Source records
________________________
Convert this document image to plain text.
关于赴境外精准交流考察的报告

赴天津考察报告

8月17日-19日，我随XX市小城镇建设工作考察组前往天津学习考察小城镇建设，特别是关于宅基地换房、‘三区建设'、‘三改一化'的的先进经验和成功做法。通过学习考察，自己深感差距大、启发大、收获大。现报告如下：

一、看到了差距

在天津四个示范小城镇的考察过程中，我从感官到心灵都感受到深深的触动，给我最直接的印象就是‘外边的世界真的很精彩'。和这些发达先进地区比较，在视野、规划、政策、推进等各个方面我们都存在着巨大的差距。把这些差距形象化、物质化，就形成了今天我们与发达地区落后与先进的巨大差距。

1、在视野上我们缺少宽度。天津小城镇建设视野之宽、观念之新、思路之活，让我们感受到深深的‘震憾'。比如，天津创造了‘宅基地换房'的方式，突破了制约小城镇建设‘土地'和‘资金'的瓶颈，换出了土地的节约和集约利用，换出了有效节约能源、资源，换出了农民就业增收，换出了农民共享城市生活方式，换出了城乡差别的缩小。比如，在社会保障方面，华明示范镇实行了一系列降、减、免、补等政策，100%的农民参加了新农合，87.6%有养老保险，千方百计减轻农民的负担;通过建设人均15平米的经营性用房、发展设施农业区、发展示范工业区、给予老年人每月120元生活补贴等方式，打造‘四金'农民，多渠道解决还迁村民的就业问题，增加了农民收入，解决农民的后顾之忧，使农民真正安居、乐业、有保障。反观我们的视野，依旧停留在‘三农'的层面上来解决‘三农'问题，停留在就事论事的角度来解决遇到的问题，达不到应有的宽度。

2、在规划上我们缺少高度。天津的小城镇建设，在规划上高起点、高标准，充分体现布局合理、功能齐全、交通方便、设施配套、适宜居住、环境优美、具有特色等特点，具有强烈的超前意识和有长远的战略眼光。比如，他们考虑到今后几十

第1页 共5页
________________________
- _Requirements_: Write out all the lines again, exactly as they are.

- _Reply to the exercise_:
Convert this document image to plain text.
关于赴境外精准交流考察的报告

赴天津考察报告

8月17日-19日，我随XX市小城镇建设工作考察组前往天津学习考察小城镇建设，特别是关于宅基地换房、‘三区建设'、‘三改一化'的的先进经验和成功做法。通过学习考察，自己深感差距大、启发大、收获大。现报告如下：

一、看到了差距

在天津四个示范小城镇的考察过程中，我从感官到心灵都感受到深深的触动，给我最直接的印象就是‘外边的世界真的很精彩'。和这些发达先进地区比较，在视野、规划、政策、推进等各个方面我们都存在着巨大的差距。把这些差距形象化、物质化，就形成了今天我们与发达地区落后与先进的巨大差距。

1、在视野上我们缺少宽度。天津小城镇建设视野之宽、观念之新、思路之活，让我们感受到深深的‘震憾'。比如，天津创造了‘宅基地换房'的方式，突破了制约小城镇建设‘土地'和‘资金'的瓶颈，换出了土地的节约和集约利用，换出了有效节约能源、资源，换出了农民就业增收，换出了农民共享城市生活方式，换出了城乡差别的缩小。比如，在社会保障方面，华明示范镇实行了一系列降、减、免、补等政策，100%的农民参加了新农合，87.6%有养老保险，千方百计减轻农民的负担;通过建设人均15平米的经营性用房、发展设施农业区、发展示范工业区、给予老年人每月120元生活补贴等方式，打造‘四金'农民，多渠道解决还迁村民的就业问题，增加了农民收入，解决农民的后顾之忧，使农民真正安居、乐业、有保障。反观我们的视野，依旧停留在‘三农'的层面上来解决‘三农'问题，停留在就事论事的角度来解决遇到的问题，达不到应有的宽度。

2、在规划上我们缺少高度。天津的小城镇建设，在规划上高起点、高标准，充分体现布局合理、功能齐全、交通方便、设施配套、适宜居住、环境优美、具有特色等特点，具有强烈的超前意识和有长远的战略眼光。比如，他们考虑到今后几十

第1页 共5页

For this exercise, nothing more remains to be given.